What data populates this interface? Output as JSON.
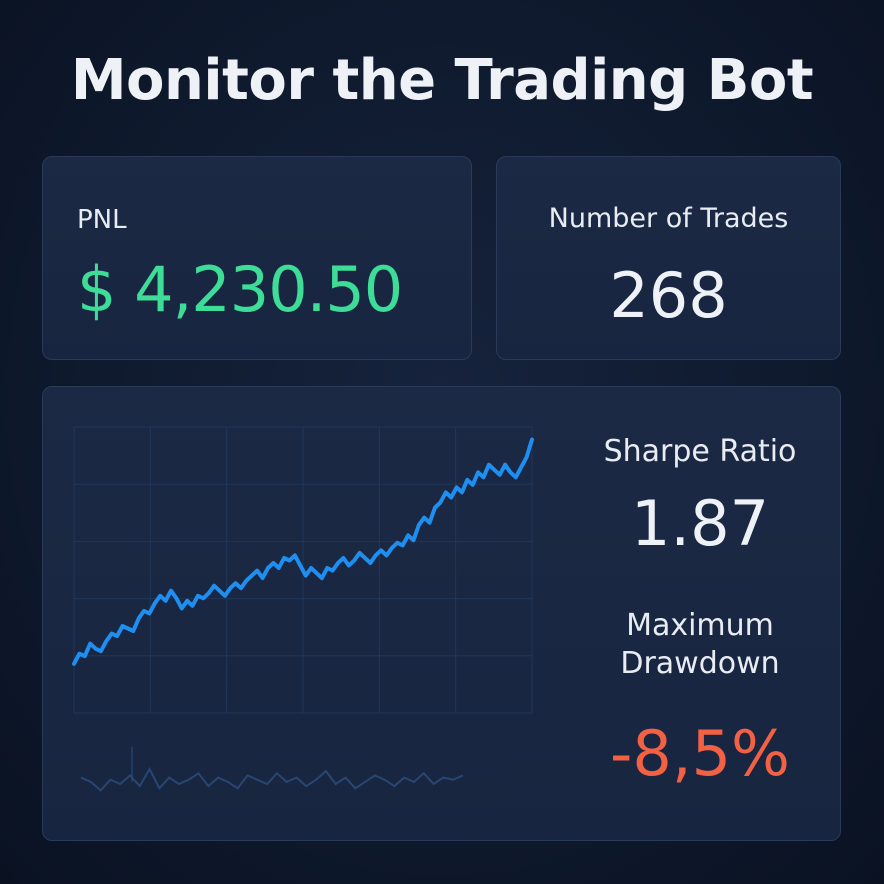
{
  "header": {
    "title": "Monitor the Trading Bot"
  },
  "pnl_card": {
    "label": "PNL",
    "value": "$ 4,230.50",
    "value_color": "#3ddc97"
  },
  "trades_card": {
    "label": "Number of Trades",
    "value": "268"
  },
  "metrics": {
    "sharpe_label": "Sharpe Ratio",
    "sharpe_value": "1.87",
    "drawdown_label": "Maximum Drawdown",
    "drawdown_value": "-8,5%",
    "drawdown_color": "#f26144"
  },
  "colors": {
    "background": "#0f1a2e",
    "card": "#1a2842",
    "line": "#1e8ff0",
    "grid": "#24406a",
    "volume": "#2a4a7a"
  },
  "chart_data": {
    "type": "line",
    "grid": true,
    "series": [
      {
        "values": [
          10,
          14,
          13,
          18,
          16,
          15,
          19,
          22,
          21,
          25,
          24,
          23,
          28,
          31,
          30,
          34,
          37,
          35,
          39,
          36,
          32,
          35,
          33,
          37,
          36,
          38,
          41,
          39,
          37,
          40,
          42,
          40,
          43,
          45,
          47,
          44,
          48,
          50,
          48,
          52,
          51,
          53,
          49,
          45,
          48,
          46,
          44,
          48,
          47,
          50,
          52,
          49,
          51,
          54,
          52,
          50,
          53,
          55,
          53,
          56,
          58,
          57,
          61,
          59,
          65,
          68,
          66,
          72,
          74,
          78,
          76,
          80,
          78,
          83,
          81,
          86,
          84,
          89,
          87,
          85,
          89,
          86,
          84,
          88,
          92,
          99
        ]
      }
    ],
    "volume": [
      10,
      8,
      4,
      9,
      7,
      11,
      6,
      14,
      5,
      10,
      7,
      9,
      12,
      6,
      10,
      8,
      5,
      11,
      9,
      7,
      12,
      8,
      10,
      6,
      9,
      13,
      7,
      10,
      5,
      8,
      11,
      9,
      6,
      10,
      8,
      12,
      7,
      10,
      9,
      11
    ]
  }
}
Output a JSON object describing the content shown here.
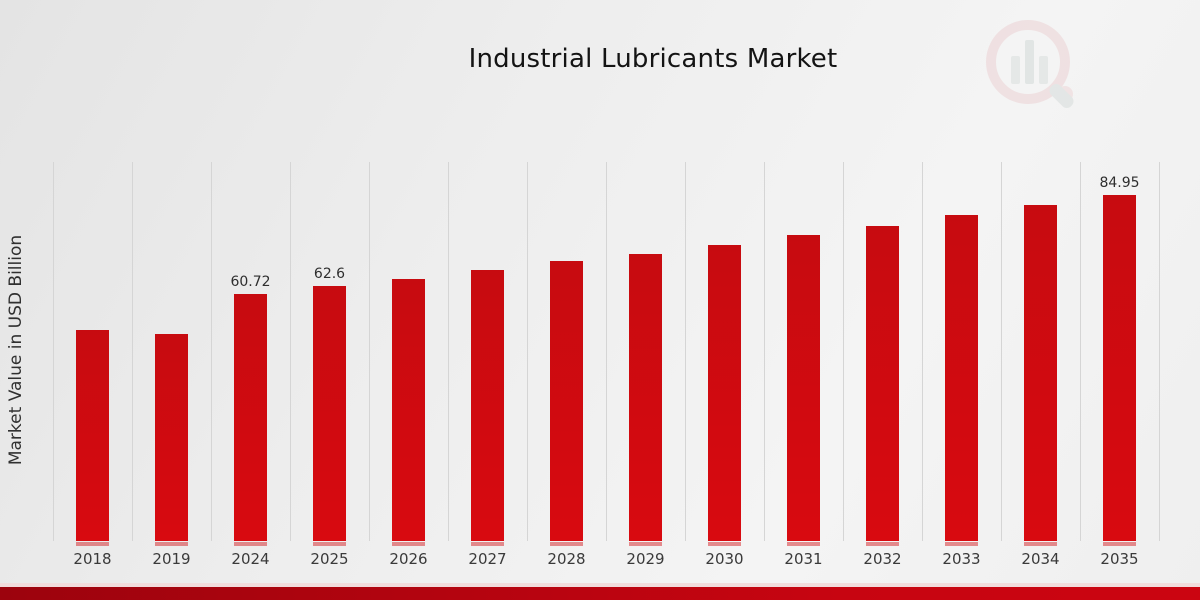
☆ ☆ ☆ ☆ ☆ ☆ ☆
Without including any pictures, output all the entries above exactly.

What data populates this interface? Output as JSON.
{
  "header": {
    "title": "Monitor the Trading Bot"
  },
  "pnl_card": {
    "label": "PNL",
    "value": "$ 4,230.50",
    "value_color": "#3ddc97"
  },
  "trades_card": {
    "label": "Number of Trades",
    "value": "268"
  },
  "metrics": {
    "sharpe_label": "Sharpe Ratio",
    "sharpe_value": "1.87",
    "drawdown_label": "Maximum Drawdown",
    "drawdown_value": "-8,5%",
    "drawdown_color": "#f26144"
  },
  "colors": {
    "background": "#0f1a2e",
    "card": "#1a2842",
    "line": "#1e8ff0",
    "grid": "#24406a",
    "volume": "#2a4a7a"
  },
  "chart_data": {
    "type": "line",
    "grid": true,
    "series": [
      {
        "values": [
          10,
          14,
          13,
          18,
          16,
          15,
          19,
          22,
          21,
          25,
          24,
          23,
          28,
          31,
          30,
          34,
          37,
          35,
          39,
          36,
          32,
          35,
          33,
          37,
          36,
          38,
          41,
          39,
          37,
          40,
          42,
          40,
          43,
          45,
          47,
          44,
          48,
          50,
          48,
          52,
          51,
          53,
          49,
          45,
          48,
          46,
          44,
          48,
          47,
          50,
          52,
          49,
          51,
          54,
          52,
          50,
          53,
          55,
          53,
          56,
          58,
          57,
          61,
          59,
          65,
          68,
          66,
          72,
          74,
          78,
          76,
          80,
          78,
          83,
          81,
          86,
          84,
          89,
          87,
          85,
          89,
          86,
          84,
          88,
          92,
          99
        ]
      }
    ],
    "volume": [
      10,
      8,
      4,
      9,
      7,
      11,
      6,
      14,
      5,
      10,
      7,
      9,
      12,
      6,
      10,
      8,
      5,
      11,
      9,
      7,
      12,
      8,
      10,
      6,
      9,
      13,
      7,
      10,
      5,
      8,
      11,
      9,
      6,
      10,
      8,
      12,
      7,
      10,
      9,
      11
    ]
  }
}
Output a JSON object describing the content shown here.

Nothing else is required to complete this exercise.